Given problem: Without the pictures, can you quote each line below exactly?
[start]
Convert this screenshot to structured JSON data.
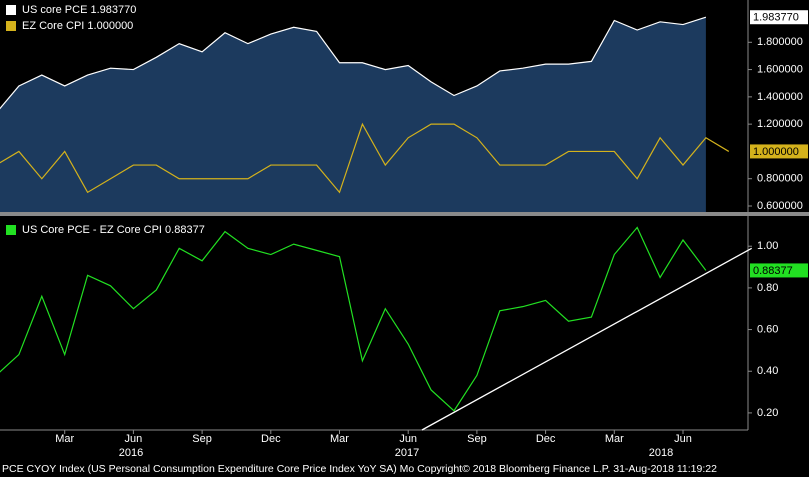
{
  "chart_data": [
    {
      "type": "line",
      "series": [
        {
          "name": "US core PCE",
          "color": "#ffffff",
          "fill": "#1c3a5e",
          "last_label": "1.983770",
          "values": [
            1.28,
            1.48,
            1.56,
            1.48,
            1.56,
            1.61,
            1.6,
            1.69,
            1.79,
            1.73,
            1.87,
            1.79,
            1.86,
            1.91,
            1.88,
            1.65,
            1.65,
            1.6,
            1.63,
            1.51,
            1.41,
            1.48,
            1.59,
            1.61,
            1.64,
            1.64,
            1.66,
            1.96,
            1.89,
            1.95,
            1.93,
            1.98377,
            null
          ]
        },
        {
          "name": "EZ Core CPI",
          "color": "#d4b21c",
          "last_label": "1.000000",
          "values": [
            0.9,
            1.0,
            0.8,
            1.0,
            0.7,
            0.8,
            0.9,
            0.9,
            0.8,
            0.8,
            0.8,
            0.8,
            0.9,
            0.9,
            0.9,
            0.7,
            1.2,
            0.9,
            1.1,
            1.2,
            1.2,
            1.1,
            0.9,
            0.9,
            0.9,
            1.0,
            1.0,
            1.0,
            0.8,
            1.1,
            0.9,
            1.1,
            1.0
          ]
        }
      ],
      "ylim": [
        0.556,
        2.11
      ],
      "yticks": [
        {
          "value": 1.8,
          "label": "1.800000"
        },
        {
          "value": 1.6,
          "label": "1.600000"
        },
        {
          "value": 1.4,
          "label": "1.400000"
        },
        {
          "value": 1.2,
          "label": "1.200000"
        },
        {
          "value": 0.8,
          "label": "0.800000"
        },
        {
          "value": 0.6,
          "label": "0.600000"
        }
      ]
    },
    {
      "type": "line",
      "categories": [
        null,
        null,
        null,
        "Mar",
        null,
        null,
        "Jun",
        null,
        null,
        "Sep",
        null,
        null,
        "Dec",
        null,
        null,
        "Mar",
        null,
        null,
        "Jun",
        null,
        null,
        "Sep",
        null,
        null,
        "Dec",
        null,
        null,
        "Mar",
        null,
        null,
        "Jun",
        null,
        null
      ],
      "x_group_labels": [
        "2016",
        "2017",
        "2018"
      ],
      "series": [
        {
          "name": "US Core PCE - EZ Core CPI",
          "color": "#22e022",
          "last_label": "0.88377",
          "values": [
            0.38,
            0.48,
            0.76,
            0.48,
            0.86,
            0.81,
            0.7,
            0.79,
            0.99,
            0.93,
            1.07,
            0.99,
            0.96,
            1.01,
            0.98,
            0.95,
            0.45,
            0.7,
            0.53,
            0.31,
            0.21,
            0.38,
            0.69,
            0.71,
            0.74,
            0.64,
            0.66,
            0.96,
            1.09,
            0.85,
            1.03,
            0.88377,
            null
          ]
        }
      ],
      "trendline": {
        "color": "#ffffff",
        "x": [
          18.6,
          33
        ],
        "y": [
          0.118,
          0.99
        ]
      },
      "ylim": [
        0.118,
        1.145
      ],
      "yticks": [
        {
          "value": 1.0,
          "label": "1.00"
        },
        {
          "value": 0.8,
          "label": "0.80"
        },
        {
          "value": 0.6,
          "label": "0.60"
        },
        {
          "value": 0.4,
          "label": "0.40"
        },
        {
          "value": 0.2,
          "label": "0.20"
        }
      ]
    }
  ],
  "footer": "PCE CYOY Index (US Personal Consumption Expenditure Core Price Index YoY SA)  Mo Copyright© 2018 Bloomberg Finance L.P. 31-Aug-2018 11:19:22"
}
[end]
Exercise result:
Convert this screenshot to structured JSON data.
{
  "chart_data": [
    {
      "type": "line",
      "series": [
        {
          "name": "US core PCE",
          "color": "#ffffff",
          "fill": "#1c3a5e",
          "last_label": "1.983770",
          "values": [
            1.28,
            1.48,
            1.56,
            1.48,
            1.56,
            1.61,
            1.6,
            1.69,
            1.79,
            1.73,
            1.87,
            1.79,
            1.86,
            1.91,
            1.88,
            1.65,
            1.65,
            1.6,
            1.63,
            1.51,
            1.41,
            1.48,
            1.59,
            1.61,
            1.64,
            1.64,
            1.66,
            1.96,
            1.89,
            1.95,
            1.93,
            1.98377,
            null
          ]
        },
        {
          "name": "EZ Core CPI",
          "color": "#d4b21c",
          "last_label": "1.000000",
          "values": [
            0.9,
            1.0,
            0.8,
            1.0,
            0.7,
            0.8,
            0.9,
            0.9,
            0.8,
            0.8,
            0.8,
            0.8,
            0.9,
            0.9,
            0.9,
            0.7,
            1.2,
            0.9,
            1.1,
            1.2,
            1.2,
            1.1,
            0.9,
            0.9,
            0.9,
            1.0,
            1.0,
            1.0,
            0.8,
            1.1,
            0.9,
            1.1,
            1.0
          ]
        }
      ],
      "ylim": [
        0.556,
        2.11
      ],
      "yticks": [
        {
          "value": 1.8,
          "label": "1.800000"
        },
        {
          "value": 1.6,
          "label": "1.600000"
        },
        {
          "value": 1.4,
          "label": "1.400000"
        },
        {
          "value": 1.2,
          "label": "1.200000"
        },
        {
          "value": 0.8,
          "label": "0.800000"
        },
        {
          "value": 0.6,
          "label": "0.600000"
        }
      ]
    },
    {
      "type": "line",
      "categories": [
        null,
        null,
        null,
        "Mar",
        null,
        null,
        "Jun",
        null,
        null,
        "Sep",
        null,
        null,
        "Dec",
        null,
        null,
        "Mar",
        null,
        null,
        "Jun",
        null,
        null,
        "Sep",
        null,
        null,
        "Dec",
        null,
        null,
        "Mar",
        null,
        null,
        "Jun",
        null,
        null
      ],
      "x_group_labels": [
        "2016",
        "2017",
        "2018"
      ],
      "series": [
        {
          "name": "US Core PCE - EZ Core CPI",
          "color": "#22e022",
          "last_label": "0.88377",
          "values": [
            0.38,
            0.48,
            0.76,
            0.48,
            0.86,
            0.81,
            0.7,
            0.79,
            0.99,
            0.93,
            1.07,
            0.99,
            0.96,
            1.01,
            0.98,
            0.95,
            0.45,
            0.7,
            0.53,
            0.31,
            0.21,
            0.38,
            0.69,
            0.71,
            0.74,
            0.64,
            0.66,
            0.96,
            1.09,
            0.85,
            1.03,
            0.88377,
            null
          ]
        }
      ],
      "trendline": {
        "color": "#ffffff",
        "x": [
          18.6,
          33
        ],
        "y": [
          0.118,
          0.99
        ]
      },
      "ylim": [
        0.118,
        1.145
      ],
      "yticks": [
        {
          "value": 1.0,
          "label": "1.00"
        },
        {
          "value": 0.8,
          "label": "0.80"
        },
        {
          "value": 0.6,
          "label": "0.60"
        },
        {
          "value": 0.4,
          "label": "0.40"
        },
        {
          "value": 0.2,
          "label": "0.20"
        }
      ]
    }
  ],
  "footer": "PCE CYOY Index (US Personal Consumption Expenditure Core Price Index YoY SA)  Mo Copyright© 2018 Bloomberg Finance L.P. 31-Aug-2018 11:19:22"
}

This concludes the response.